**What you need to do**
Locate each line holding the string "объекта" and copy it.
══ Dataset records ══
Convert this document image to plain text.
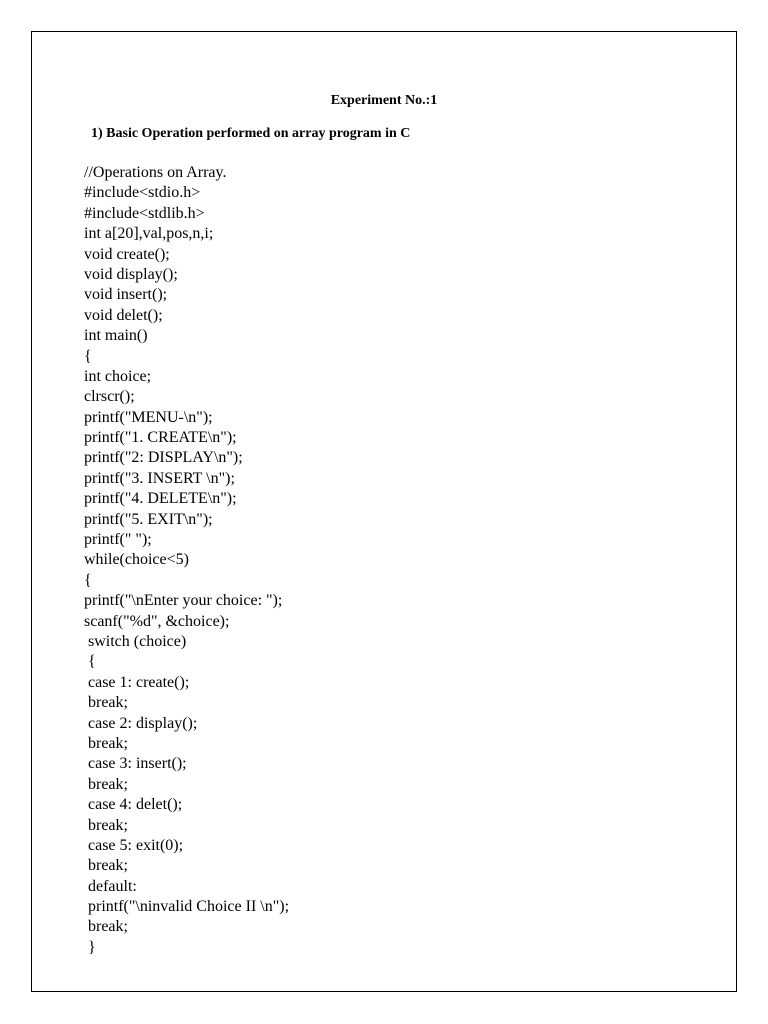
Experiment No.:1
1) Basic Operation performed on array program in C
//Operations on Array.
#include<stdio.h>
#include<stdlib.h>
int a[20],val,pos,n,i;
void create();
void display();
void insert();
void delet();
int main()
{
int choice;
clrscr();
printf("MENU-\n");
printf("1. CREATE\n");
printf("2: DISPLAY\n");
printf("3. INSERT \n");
printf("4. DELETE\n");
printf("5. EXIT\n");
printf(" ");
while(choice<5)
{
printf("\nEnter your choice: ");
scanf("%d", &choice);
switch (choice)
{
case 1: create();
break;
case 2: display();
break;
case 3: insert();
break;
case 4: delet();
break;
case 5: exit(0);
break;
default:
printf("\ninvalid Choice II \n");
break;
}
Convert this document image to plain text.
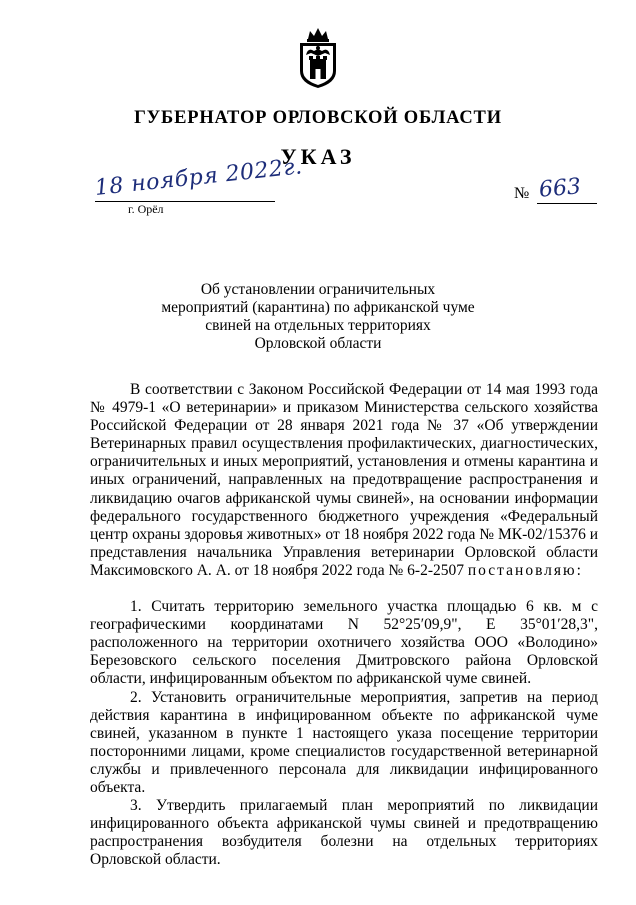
ГУБЕРНАТОР ОРЛОВСКОЙ ОБЛАСТИ
УКАЗ
18 ноября 2022г.
г. Орёл
№ 663
Об установлении ограничительных
мероприятий (карантина) по африканской чуме
свиней на отдельных территориях
Орловской области

В соответствии с Законом Российской Федерации от 14 мая 1993 года № 4979-1 «О ветеринарии» и приказом Министерства сельского хозяйства Российской Федерации от 28 января 2021 года № 37 «Об утверждении Ветеринарных правил осуществления профилактических, диагностических, ограничительных и иных мероприятий, установления и отмены карантина и иных ограничений, направленных на предотвращение распространения и ликвидацию очагов африканской чумы свиней», на основании информации федерального государственного бюджетного учреждения «Федеральный центр охраны здоровья животных» от 18 ноября 2022 года № МК-02/15376 и представления начальника Управления ветеринарии Орловской области Максимовского А. А. от 18 ноября 2022 года № 6-2-2507 постановляю:

1. Считать территорию земельного участка площадью 6 кв. м с географическими координатами N 52°25′09,9", E 35°01′28,3", расположенного на территории охотничего хозяйства ООО «Володино» Березовского сельского поселения Дмитровского района Орловской области, инфицированным объектом по африканской чуме свиней.

2. Установить ограничительные мероприятия, запретив на период действия карантина в инфицированном объекте по африканской чуме свиней, указанном в пункте 1 настоящего указа посещение территории посторонними лицами, кроме специалистов государственной ветеринарной службы и привлеченного персонала для ликвидации инфицированного объекта.

3. Утвердить прилагаемый план мероприятий по ликвидации инфицированного объекта африканской чумы свиней и предотвращению распространения возбудителя болезни на отдельных территориях Орловской области.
═══
**Correct result**
2. Установить ограничительные мероприятия, запретив на период действия карантина в инфицированном объекте по африканской чуме свиней, указанном в пункте 1 настоящего указа посещение территории посторонними лицами, кроме специалистов государственной ветеринарной службы и привлеченного персонала для ликвидации инфицированного объекта.
3. Утвердить прилагаемый план мероприятий по ликвидации инфицированного объекта африканской чумы свиней и предотвращению распространения возбудителя болезни на отдельных территориях Орловской области.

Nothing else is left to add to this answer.